Structured figure records:
+ + + + +

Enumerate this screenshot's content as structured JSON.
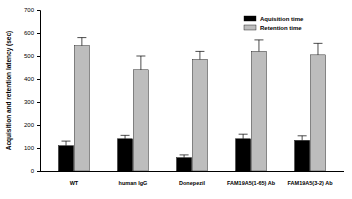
{
  "chart_data": {
    "type": "bar",
    "ylabel": "Acquisition and retention latency (sec)",
    "categories": [
      "WT",
      "human IgG",
      "Donepezil",
      "FAM19A5(1-65) Ab",
      "FAM19A5(3-2) Ab"
    ],
    "series": [
      {
        "name": "Aquisition time",
        "color": "#000000",
        "values": [
          110,
          140,
          58,
          140,
          133
        ],
        "errors": [
          20,
          15,
          12,
          20,
          20
        ]
      },
      {
        "name": "Retention time",
        "color": "#bdbdbd",
        "values": [
          545,
          440,
          485,
          520,
          505
        ],
        "errors": [
          35,
          60,
          35,
          50,
          50
        ]
      }
    ],
    "ylim": [
      0,
      700
    ],
    "yticks": [
      0,
      100,
      200,
      300,
      400,
      500,
      600,
      700
    ],
    "legend": "upper right",
    "grid": false
  }
}
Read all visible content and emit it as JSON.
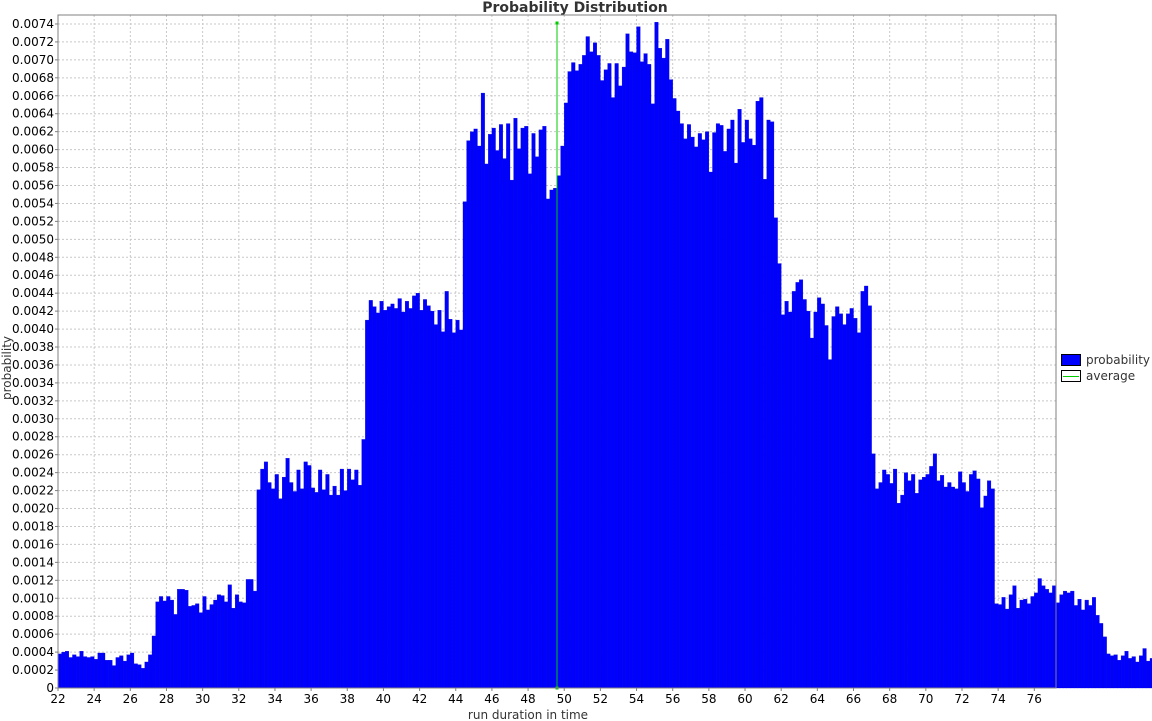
{
  "chart_data": {
    "type": "bar",
    "title": "Probability Distribution",
    "xlabel": "run duration in time",
    "ylabel": "probability",
    "xlim": [
      22,
      77.2
    ],
    "ylim": [
      0,
      0.0075
    ],
    "bin_width": 0.2,
    "x_start": 22,
    "x_ticks": [
      22,
      24,
      26,
      28,
      30,
      32,
      34,
      36,
      38,
      40,
      42,
      44,
      46,
      48,
      50,
      52,
      54,
      56,
      58,
      60,
      62,
      64,
      66,
      68,
      70,
      72,
      74,
      76
    ],
    "y_ticks": [
      0,
      0.0002,
      0.0004,
      0.0006,
      0.0008,
      0.001,
      0.0012,
      0.0014,
      0.0016,
      0.0018,
      0.002,
      0.0022,
      0.0024,
      0.0026,
      0.0028,
      0.003,
      0.0032,
      0.0034,
      0.0036,
      0.0038,
      0.004,
      0.0042,
      0.0044,
      0.0046,
      0.0048,
      0.005,
      0.0052,
      0.0054,
      0.0056,
      0.0058,
      0.006,
      0.0062,
      0.0064,
      0.0066,
      0.0068,
      0.007,
      0.0072,
      0.0074
    ],
    "y_tick_labels": [
      "0",
      "0.0002",
      "0.0004",
      "0.0006",
      "0.0008",
      "0.0010",
      "0.0012",
      "0.0014",
      "0.0016",
      "0.0018",
      "0.0020",
      "0.0022",
      "0.0024",
      "0.0026",
      "0.0028",
      "0.0030",
      "0.0032",
      "0.0034",
      "0.0036",
      "0.0038",
      "0.0040",
      "0.0042",
      "0.0044",
      "0.0046",
      "0.0048",
      "0.0050",
      "0.0052",
      "0.0054",
      "0.0056",
      "0.0058",
      "0.0060",
      "0.0062",
      "0.0064",
      "0.0066",
      "0.0068",
      "0.0070",
      "0.0072",
      "0.0074"
    ],
    "grid": true,
    "legend_position": "right",
    "series": [
      {
        "name": "probability",
        "color": "#0000ff",
        "values": [
          0.00038,
          0.0004,
          0.00041,
          0.00034,
          0.00037,
          0.00035,
          0.00041,
          0.00035,
          0.00034,
          0.00035,
          0.00032,
          0.00039,
          0.00039,
          0.00031,
          0.00031,
          0.00025,
          0.00034,
          0.00036,
          0.0003,
          0.00037,
          0.00039,
          0.00027,
          0.00026,
          0.00022,
          0.00029,
          0.00037,
          0.00058,
          0.00096,
          0.00102,
          0.00097,
          0.00102,
          0.00098,
          0.00082,
          0.0011,
          0.0011,
          0.00109,
          0.00091,
          0.00092,
          0.00094,
          0.00084,
          0.00102,
          0.00087,
          0.00093,
          0.00098,
          0.00104,
          0.00103,
          0.00096,
          0.00115,
          0.00089,
          0.00104,
          0.00096,
          0.00095,
          0.00121,
          0.00121,
          0.00108,
          0.00221,
          0.00244,
          0.00252,
          0.00229,
          0.00222,
          0.00238,
          0.00211,
          0.00235,
          0.00256,
          0.00229,
          0.00219,
          0.00243,
          0.00222,
          0.00252,
          0.00248,
          0.00223,
          0.00218,
          0.00243,
          0.00221,
          0.00238,
          0.00215,
          0.00225,
          0.00215,
          0.00244,
          0.0022,
          0.00244,
          0.00232,
          0.00243,
          0.00226,
          0.00277,
          0.0041,
          0.00432,
          0.00425,
          0.00418,
          0.00431,
          0.00421,
          0.00425,
          0.00428,
          0.00423,
          0.00434,
          0.00419,
          0.00431,
          0.00423,
          0.00437,
          0.0044,
          0.00421,
          0.00433,
          0.00426,
          0.0042,
          0.00405,
          0.00421,
          0.00397,
          0.00442,
          0.00411,
          0.00396,
          0.0041,
          0.00399,
          0.00542,
          0.0061,
          0.0062,
          0.00623,
          0.00604,
          0.00663,
          0.00584,
          0.00617,
          0.00624,
          0.00599,
          0.00628,
          0.0059,
          0.00629,
          0.00566,
          0.00635,
          0.00601,
          0.00624,
          0.00626,
          0.00573,
          0.00618,
          0.00592,
          0.00622,
          0.00626,
          0.00545,
          0.00555,
          0.00557,
          0.00571,
          0.00604,
          0.00652,
          0.00687,
          0.00697,
          0.00688,
          0.00695,
          0.00705,
          0.00726,
          0.00709,
          0.00719,
          0.00705,
          0.00677,
          0.00689,
          0.00696,
          0.00658,
          0.00696,
          0.00671,
          0.00692,
          0.00729,
          0.00709,
          0.00708,
          0.00737,
          0.00698,
          0.00707,
          0.00695,
          0.00651,
          0.00742,
          0.00713,
          0.00702,
          0.00723,
          0.00678,
          0.00657,
          0.00643,
          0.00629,
          0.00612,
          0.00628,
          0.00614,
          0.00603,
          0.00618,
          0.00611,
          0.0062,
          0.00575,
          0.00619,
          0.00629,
          0.00627,
          0.00598,
          0.00623,
          0.00633,
          0.00585,
          0.00645,
          0.00608,
          0.00633,
          0.00612,
          0.00605,
          0.00654,
          0.00658,
          0.00567,
          0.00633,
          0.00631,
          0.00524,
          0.00473,
          0.00416,
          0.00431,
          0.00419,
          0.00442,
          0.00452,
          0.00455,
          0.00433,
          0.0042,
          0.0039,
          0.00419,
          0.00435,
          0.00428,
          0.00404,
          0.00366,
          0.00414,
          0.00425,
          0.00417,
          0.00405,
          0.00417,
          0.00423,
          0.00412,
          0.00396,
          0.00442,
          0.00448,
          0.00426,
          0.00261,
          0.00222,
          0.00229,
          0.00243,
          0.00238,
          0.00228,
          0.00244,
          0.00206,
          0.00215,
          0.0024,
          0.00231,
          0.00238,
          0.00217,
          0.00232,
          0.00235,
          0.00238,
          0.00247,
          0.00261,
          0.00231,
          0.00237,
          0.00224,
          0.00229,
          0.00224,
          0.00222,
          0.00241,
          0.00229,
          0.00219,
          0.00238,
          0.00242,
          0.00233,
          0.00201,
          0.00214,
          0.00231,
          0.00222,
          0.00094,
          0.00093,
          0.00101,
          0.00088,
          0.00104,
          0.00114,
          0.00089,
          0.00098,
          0.00099,
          0.00094,
          0.00102,
          0.00106,
          0.00122,
          0.00114,
          0.0011,
          0.00106,
          0.00114,
          0.00095,
          0.00104,
          0.00108,
          0.00106,
          0.00108,
          0.00092,
          0.00099,
          0.00087,
          0.00098,
          0.00092,
          0.00101,
          0.00081,
          0.00072,
          0.00057,
          0.00038,
          0.00036,
          0.00037,
          0.00031,
          0.00036,
          0.00041,
          0.00033,
          0.00035,
          0.00029,
          0.00036,
          0.00044,
          0.0003,
          0.00033,
          0.00034,
          0.00035,
          0.0004,
          0.00034,
          0.00032,
          0.00037,
          0.00045,
          0.00039,
          0.00036,
          0.00032,
          0.00024,
          0.0003
        ]
      }
    ],
    "average": {
      "name": "average",
      "x": 49.6,
      "color": "#00cc00"
    }
  }
}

+ + + + +

--- Task statement ---
Scan the listing above for the word "right" and show each line where it is found.

--- Output for this task ---
    "legend": "upper right",
    "legend_position": "right",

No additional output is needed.